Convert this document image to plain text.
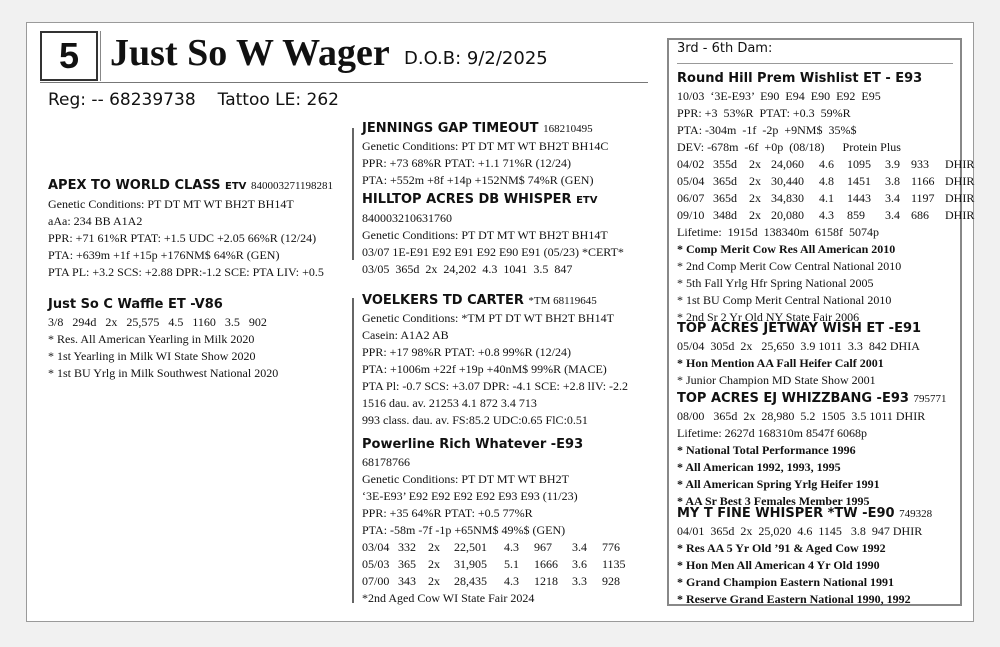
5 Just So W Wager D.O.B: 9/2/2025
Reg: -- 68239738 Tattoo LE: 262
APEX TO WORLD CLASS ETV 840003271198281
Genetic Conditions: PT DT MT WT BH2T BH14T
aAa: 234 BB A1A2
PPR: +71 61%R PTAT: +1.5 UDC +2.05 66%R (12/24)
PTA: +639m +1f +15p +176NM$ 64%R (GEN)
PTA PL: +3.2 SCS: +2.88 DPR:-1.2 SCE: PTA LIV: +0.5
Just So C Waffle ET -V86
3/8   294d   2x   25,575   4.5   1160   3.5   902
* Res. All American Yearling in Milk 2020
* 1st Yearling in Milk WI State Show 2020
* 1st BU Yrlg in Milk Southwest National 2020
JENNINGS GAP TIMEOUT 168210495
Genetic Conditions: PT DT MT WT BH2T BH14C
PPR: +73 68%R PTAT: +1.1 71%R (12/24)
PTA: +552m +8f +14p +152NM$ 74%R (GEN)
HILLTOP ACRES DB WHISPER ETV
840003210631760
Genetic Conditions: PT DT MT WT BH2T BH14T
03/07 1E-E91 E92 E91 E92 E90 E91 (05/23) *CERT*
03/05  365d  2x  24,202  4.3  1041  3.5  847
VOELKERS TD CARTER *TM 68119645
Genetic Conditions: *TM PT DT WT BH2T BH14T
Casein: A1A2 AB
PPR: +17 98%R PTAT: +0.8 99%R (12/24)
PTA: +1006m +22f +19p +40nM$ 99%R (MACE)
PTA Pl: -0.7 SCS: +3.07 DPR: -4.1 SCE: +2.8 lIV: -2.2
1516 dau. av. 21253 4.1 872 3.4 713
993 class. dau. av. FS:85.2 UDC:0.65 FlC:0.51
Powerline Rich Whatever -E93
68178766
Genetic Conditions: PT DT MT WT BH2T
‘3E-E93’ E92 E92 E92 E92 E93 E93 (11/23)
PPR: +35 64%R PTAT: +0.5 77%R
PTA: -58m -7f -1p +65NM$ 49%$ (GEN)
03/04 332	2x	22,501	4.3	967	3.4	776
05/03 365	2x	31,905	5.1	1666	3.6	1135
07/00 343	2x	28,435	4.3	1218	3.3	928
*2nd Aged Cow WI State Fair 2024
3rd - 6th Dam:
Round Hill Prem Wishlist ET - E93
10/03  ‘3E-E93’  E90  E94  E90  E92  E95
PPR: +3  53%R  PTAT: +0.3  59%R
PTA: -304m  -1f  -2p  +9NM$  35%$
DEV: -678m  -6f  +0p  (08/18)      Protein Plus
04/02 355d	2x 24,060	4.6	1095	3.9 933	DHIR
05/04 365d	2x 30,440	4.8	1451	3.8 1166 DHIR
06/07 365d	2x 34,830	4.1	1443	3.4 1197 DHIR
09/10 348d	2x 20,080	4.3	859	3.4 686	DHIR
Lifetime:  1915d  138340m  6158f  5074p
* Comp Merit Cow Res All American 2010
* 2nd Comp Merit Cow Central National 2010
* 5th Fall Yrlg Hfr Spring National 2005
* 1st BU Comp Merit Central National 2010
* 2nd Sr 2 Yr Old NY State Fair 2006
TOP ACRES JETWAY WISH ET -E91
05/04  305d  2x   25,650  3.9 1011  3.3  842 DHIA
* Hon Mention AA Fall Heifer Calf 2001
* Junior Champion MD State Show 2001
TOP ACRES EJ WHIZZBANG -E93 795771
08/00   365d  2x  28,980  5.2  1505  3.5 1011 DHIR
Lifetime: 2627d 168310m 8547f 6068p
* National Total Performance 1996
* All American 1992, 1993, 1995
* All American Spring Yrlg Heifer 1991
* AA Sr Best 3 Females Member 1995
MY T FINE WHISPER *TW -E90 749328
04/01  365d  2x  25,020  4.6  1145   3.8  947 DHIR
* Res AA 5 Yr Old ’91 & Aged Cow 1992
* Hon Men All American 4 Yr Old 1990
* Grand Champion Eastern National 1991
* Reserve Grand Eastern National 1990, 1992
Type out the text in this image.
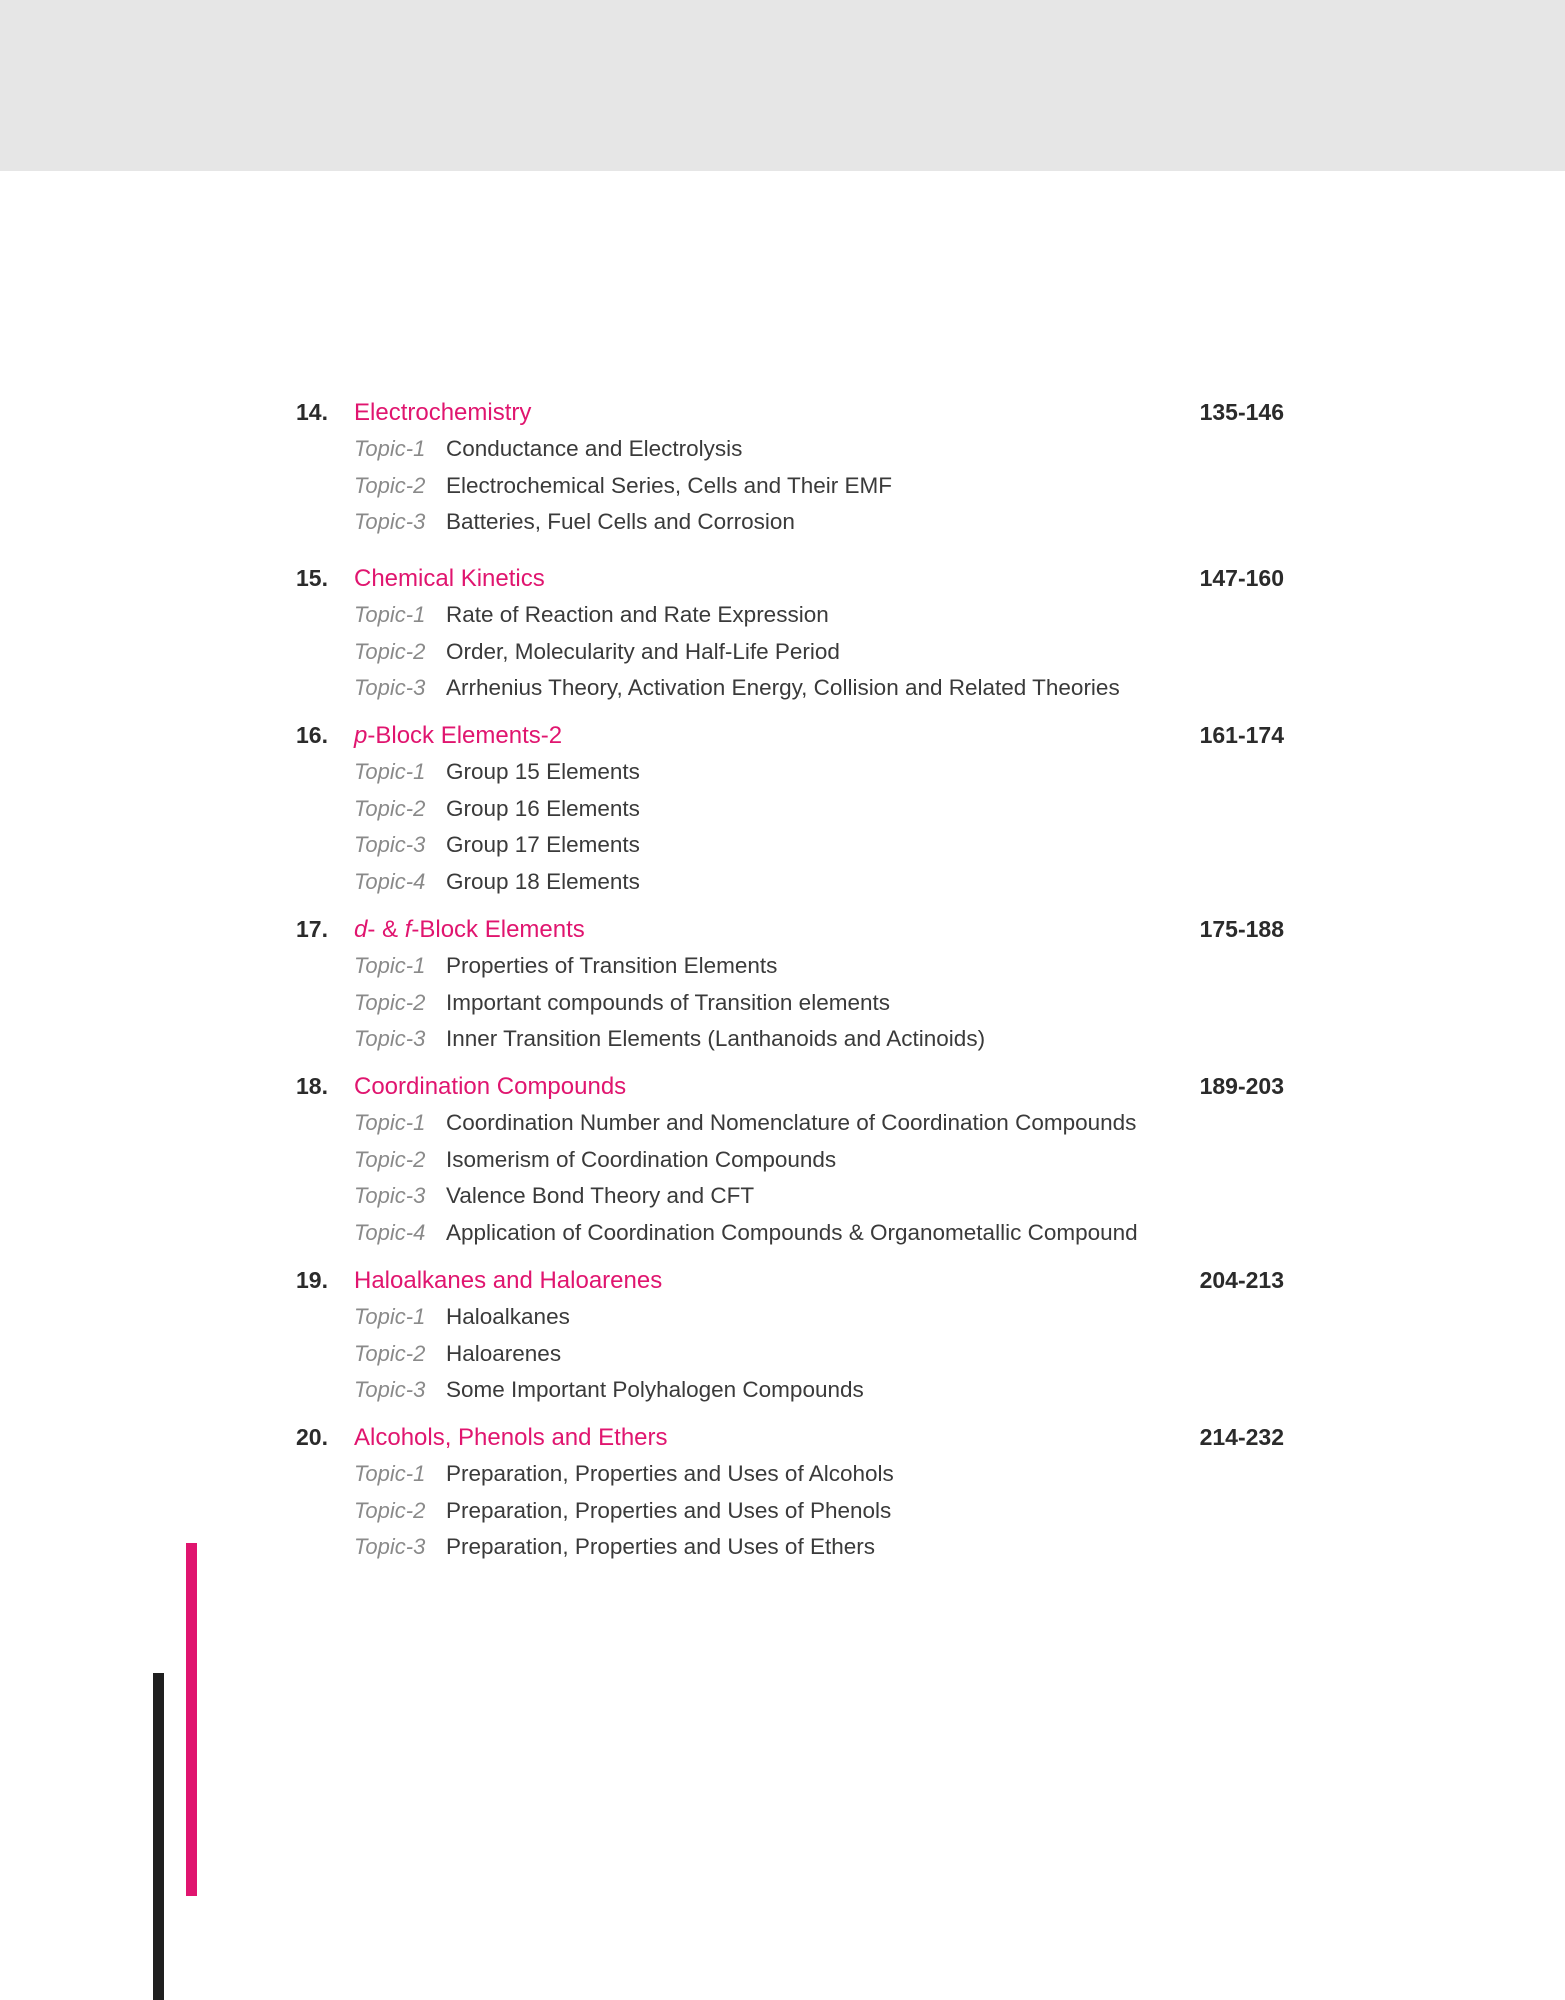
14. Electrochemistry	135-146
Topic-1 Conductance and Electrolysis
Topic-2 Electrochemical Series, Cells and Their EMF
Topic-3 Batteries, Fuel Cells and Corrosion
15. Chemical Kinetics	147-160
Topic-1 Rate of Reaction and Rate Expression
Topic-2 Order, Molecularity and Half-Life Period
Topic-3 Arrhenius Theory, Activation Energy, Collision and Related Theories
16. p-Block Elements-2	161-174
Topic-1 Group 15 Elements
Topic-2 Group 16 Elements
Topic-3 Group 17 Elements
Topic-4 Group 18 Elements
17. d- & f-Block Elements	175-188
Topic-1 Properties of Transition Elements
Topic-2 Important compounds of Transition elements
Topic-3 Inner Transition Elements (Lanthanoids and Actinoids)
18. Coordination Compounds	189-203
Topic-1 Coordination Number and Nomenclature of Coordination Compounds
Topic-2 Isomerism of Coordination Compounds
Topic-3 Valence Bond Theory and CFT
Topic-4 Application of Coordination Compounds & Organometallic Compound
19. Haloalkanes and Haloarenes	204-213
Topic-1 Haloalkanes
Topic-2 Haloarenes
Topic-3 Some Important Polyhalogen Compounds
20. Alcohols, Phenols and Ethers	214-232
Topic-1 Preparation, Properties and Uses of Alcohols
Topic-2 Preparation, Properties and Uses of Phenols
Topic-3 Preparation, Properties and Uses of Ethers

- [AIM OF THE TASK]: Copy every line above that holds the word "Genetic".

- [RESULT BELOW]:
Genetic Conditions: PT DT MT WT BH2T BH14T
Genetic Conditions: PT DT MT WT BH2T BH14C
Genetic Conditions: PT DT MT WT BH2T BH14T
Genetic Conditions: *TM PT DT WT BH2T BH14T
Genetic Conditions: PT DT MT WT BH2T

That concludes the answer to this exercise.